begin Source records

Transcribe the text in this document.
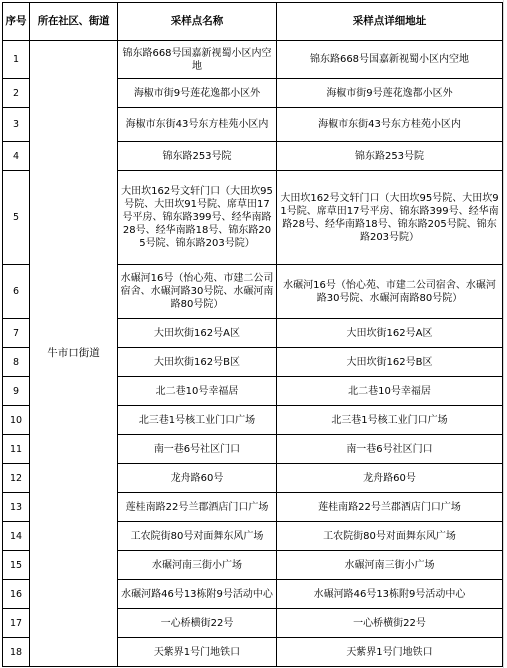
序号	所在社区、街道	采样点名称	采样点详细地址
1	牛市口街道	锦东路668号国嘉新视蜀小区内空地	锦东路668号国嘉新视蜀小区内空地
2		海椒市街9号莲花逸都小区外	海椒市街9号莲花逸都小区外
3		海椒市东街43号东方桂苑小区内	海椒市东街43号东方桂苑小区内
4		锦东路253号院	锦东路253号院
5		大田坎162号文轩门口（大田坎95号院、大田坎91号院、席草田17号平房、锦东路399号、经华南路28号、经华南路18号、锦东路205号院、锦东路203号院）	大田坎162号文轩门口（大田坎95号院、大田坎91号院、席草田17号平房、锦东路399号、经华南路28号、经华南路18号、锦东路205号院、锦东路203号院）
6		水碾河16号（怡心苑、市建二公司宿舍、水碾河路30号院、水碾河南路80号院）	水碾河16号（怡心苑、市建二公司宿舍、水碾河路30号院、水碾河南路80号院）
7		大田坎街162号A区	大田坎街162号A区
8		大田坎街162号B区	大田坎街162号B区
9		北二巷10号幸福居	北二巷10号幸福居
10		北三巷1号核工业门口广场	北三巷1号核工业门口广场
11		南一巷6号社区门口	南一巷6号社区门口
12		龙舟路60号	龙舟路60号
13		莲桂南路22号兰郡酒店门口广场	莲桂南路22号兰郡酒店门口广场
14		工农院街80号对面舞东风广场	工农院街80号对面舞东风广场
15		水碾河南三街小广场	水碾河南三街小广场
16		水碾河路46号13栋附9号活动中心	水碾河路46号13栋附9号活动中心
17		一心桥横街22号	一心桥横街22号
18		天紫界1号门地铁口	天紫界1号门地铁口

end Source records

Written exercise | Print the whole listing above once more, word for word, without its pictures.

Result below |
Transcribe the text in this document.
序号	所在社区、街道	采样点名称	采样点详细地址
1	牛市口街道	锦东路668号国嘉新视蜀小区内空地	锦东路668号国嘉新视蜀小区内空地
2		海椒市街9号莲花逸都小区外	海椒市街9号莲花逸都小区外
3		海椒市东街43号东方桂苑小区内	海椒市东街43号东方桂苑小区内
4		锦东路253号院	锦东路253号院
5		大田坎162号文轩门口（大田坎95号院、大田坎91号院、席草田17号平房、锦东路399号、经华南路28号、经华南路18号、锦东路205号院、锦东路203号院）	大田坎162号文轩门口（大田坎95号院、大田坎91号院、席草田17号平房、锦东路399号、经华南路28号、经华南路18号、锦东路205号院、锦东路203号院）
6		水碾河16号（怡心苑、市建二公司宿舍、水碾河路30号院、水碾河南路80号院）	水碾河16号（怡心苑、市建二公司宿舍、水碾河路30号院、水碾河南路80号院）
7		大田坎街162号A区	大田坎街162号A区
8		大田坎街162号B区	大田坎街162号B区
9		北二巷10号幸福居	北二巷10号幸福居
10		北三巷1号核工业门口广场	北三巷1号核工业门口广场
11		南一巷6号社区门口	南一巷6号社区门口
12		龙舟路60号	龙舟路60号
13		莲桂南路22号兰郡酒店门口广场	莲桂南路22号兰郡酒店门口广场
14		工农院街80号对面舞东风广场	工农院街80号对面舞东风广场
15		水碾河南三街小广场	水碾河南三街小广场
16		水碾河路46号13栋附9号活动中心	水碾河路46号13栋附9号活动中心
17		一心桥横街22号	一心桥横街22号
18		天紫界1号门地铁口	天紫界1号门地铁口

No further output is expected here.